**EXERCISE GOAL**
Continue the issue thread about builds on infra.ci.jenkins.io stalling under the GitHub API rate limit, picking up after its last comment.

**SELECTED EXTRACT**
= = = =
[infra.ci.jenkins.io] Builds stucks due to GH API rate limit

dduportal commented 4 months ago

Service(s)

infra.ci.jenkins.io

Summary

Every time we apply a new JCasc change to infra.ci.jenkins.io, the JobDSL refresh (reapply?) kicks a lot of Multibranch pipeline scanning, which makes us reaching the "imposed" GH rate limit, locking builds for minutes or even 1 hour sometimes (time to get a renewed rate limit).

This unwanted behavior is slowing us down almost every weeks now: a fix or compensation measure is required.

There are multiple solutions here (to be discussed and reported in team meeting when triaging this issue)

(to validate) Use skipInitialBuildOnFirstBranchIndexing() for MB folders (ref. https://community.jenkins.io/t/multibranch-and-configuration-reload-triggering-rebuild-branch-indexing/9590/2)
Disable tag discovery on all jobs not requiring it
Use multiple GitHub Apps to spread the load between jobs
Others?

Reproduction steps

No response

dduportal commented 3 months ago

* (to validate) Use `skipInitialBuildOnFirstBranchIndexing()` for MB folders (ref. https://community.jenkins.io/t/multibranch-and-configuration-reload-triggering-rebuild-branch-indexing/9590/2)

Tested this scenario on a local instance:

Once the first MB scanning is finished with success, the following JCasc reload did NOT trigger anymore scanning (unless triggerered manually or by a cron).
I was able to try a git hook (easy one) and it triggerered a scan and build. Let's see how it behaves with the GitHub webhooks on production for infra.ci.

Todo list:

[x] Implement the chart JobDSL code: https://github.com/jenkins-infra/helm-charts/pull/1244
[x] Deploy the new setup on infra.ci.jenkins.io
[x] Validate the new behavior when reloading JCAsc after the first initial wave

dduportal commented 3 months ago

Update: after 2 weeks of usage, the amount of "reaching the rate limit" drastically decreased. But it still happen when touching the jobs configuration.
= = = =
**STORED RECORDS**
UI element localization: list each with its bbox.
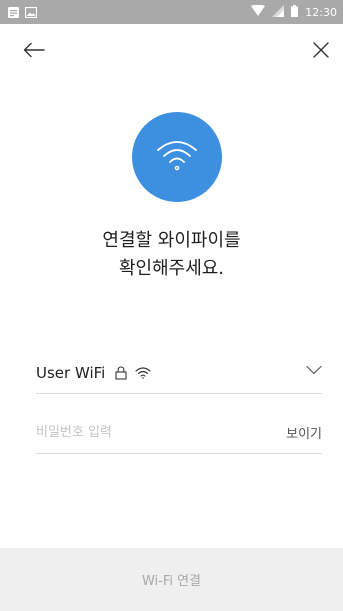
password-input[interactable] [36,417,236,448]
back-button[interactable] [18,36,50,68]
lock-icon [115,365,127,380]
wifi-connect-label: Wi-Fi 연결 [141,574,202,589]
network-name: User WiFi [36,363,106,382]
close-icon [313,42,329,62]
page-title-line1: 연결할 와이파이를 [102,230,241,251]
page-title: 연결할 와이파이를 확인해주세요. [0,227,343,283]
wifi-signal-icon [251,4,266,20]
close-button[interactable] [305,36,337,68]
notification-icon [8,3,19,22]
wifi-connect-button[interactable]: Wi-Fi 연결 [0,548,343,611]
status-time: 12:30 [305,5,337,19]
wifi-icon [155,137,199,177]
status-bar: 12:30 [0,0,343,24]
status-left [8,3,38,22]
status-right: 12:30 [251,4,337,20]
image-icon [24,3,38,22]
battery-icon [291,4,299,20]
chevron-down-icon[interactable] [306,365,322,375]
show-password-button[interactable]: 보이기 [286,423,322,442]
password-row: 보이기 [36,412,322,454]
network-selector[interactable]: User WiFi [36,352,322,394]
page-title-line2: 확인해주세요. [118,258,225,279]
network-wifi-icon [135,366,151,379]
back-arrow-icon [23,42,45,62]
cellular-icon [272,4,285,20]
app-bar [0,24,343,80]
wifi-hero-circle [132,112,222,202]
= = = =
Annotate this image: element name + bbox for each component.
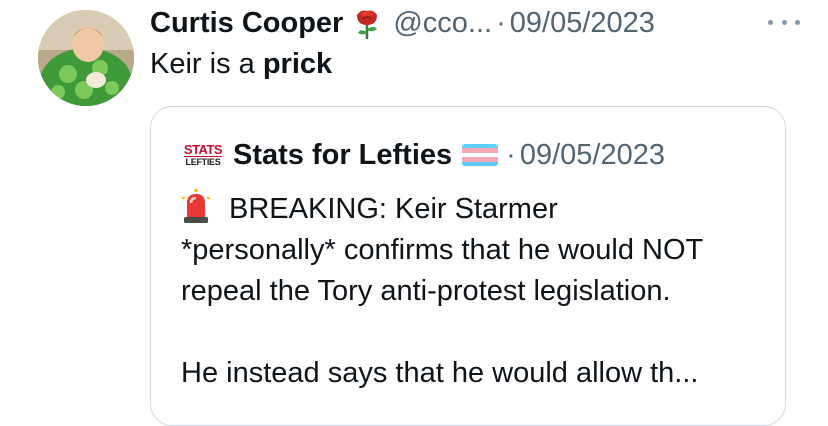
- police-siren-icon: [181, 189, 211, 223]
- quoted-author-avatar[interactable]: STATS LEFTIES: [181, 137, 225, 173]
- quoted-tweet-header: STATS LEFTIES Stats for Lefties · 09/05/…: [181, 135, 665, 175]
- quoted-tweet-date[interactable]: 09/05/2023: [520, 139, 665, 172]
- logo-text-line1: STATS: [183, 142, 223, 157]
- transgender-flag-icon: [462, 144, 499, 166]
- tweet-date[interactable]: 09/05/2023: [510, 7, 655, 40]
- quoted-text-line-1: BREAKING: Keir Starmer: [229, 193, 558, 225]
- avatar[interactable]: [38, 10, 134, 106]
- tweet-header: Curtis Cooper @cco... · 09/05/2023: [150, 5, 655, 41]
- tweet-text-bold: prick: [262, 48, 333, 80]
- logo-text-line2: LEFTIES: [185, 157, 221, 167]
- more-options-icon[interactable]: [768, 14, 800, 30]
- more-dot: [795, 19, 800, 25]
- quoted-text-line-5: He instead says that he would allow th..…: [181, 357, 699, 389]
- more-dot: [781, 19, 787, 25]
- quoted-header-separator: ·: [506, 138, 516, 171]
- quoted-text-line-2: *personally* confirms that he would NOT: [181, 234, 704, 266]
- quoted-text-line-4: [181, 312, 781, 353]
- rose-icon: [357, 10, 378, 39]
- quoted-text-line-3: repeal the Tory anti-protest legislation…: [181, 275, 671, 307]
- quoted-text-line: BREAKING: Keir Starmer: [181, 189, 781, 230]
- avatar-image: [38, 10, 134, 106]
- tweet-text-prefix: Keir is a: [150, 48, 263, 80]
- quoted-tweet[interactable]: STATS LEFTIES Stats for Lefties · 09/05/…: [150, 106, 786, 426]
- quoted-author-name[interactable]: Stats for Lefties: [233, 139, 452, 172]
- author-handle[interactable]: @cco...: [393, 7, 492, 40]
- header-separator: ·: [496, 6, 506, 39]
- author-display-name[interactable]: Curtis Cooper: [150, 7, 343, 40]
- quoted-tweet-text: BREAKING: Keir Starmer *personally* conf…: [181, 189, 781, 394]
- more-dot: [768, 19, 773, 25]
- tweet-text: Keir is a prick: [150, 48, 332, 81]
= = = =
**WRITTEN ANSWER**
After checking, it does not look like there are techniques to prevent re-indexing using Multibranch pipelines. It's only a feature on Organization folders.

We could redefined the jobs configuration tree using Organization folder but at the cost of:

Grouping jobs with the exact same MB level settings per top-level Org folder (as we cannot have configuration exception).
- Good for Terraform and Docker jobs. Eventually for the websites PR. But bad for all other jobs.
And implementing the GH org. folder in our jenkins-jobs helm chart

On short term, I'll start splitting into multiple GH app per directories to unblock us.

dduportal commented 3 months ago

First try:

Created a new GH app named infra.ci.jenkins.io-docker-jobs
Only has access to 21 repositories defined in https://github.com/jenkins-infra/kubernetes-management/blob/589bd47280d110b170c1cde1aefdb82ea585145c/config/jenkins-jobs_infra.ci.jenkins.io.yaml#L21 (except jenkinsci/acceptance-test-harness which needs a special installation or a distinct GH credential)

Permissions are the one defined in https://docs.cloudbees.com/docs/cloudbees-ci/latest/traditional-admin-guide/github-app-auth#_creating_the_github_app merged with the existing infra.ci.jenkins.io GH app except
- "Repository -> Administration (Read Only)" => I believe we don't care about repository created or deleted
- Code access is (Read Only) => it was (Read-Write) on current GH app but I would like to improve safety and forbid any kind of code change unless a specific credential is used (enforced by pipeline library).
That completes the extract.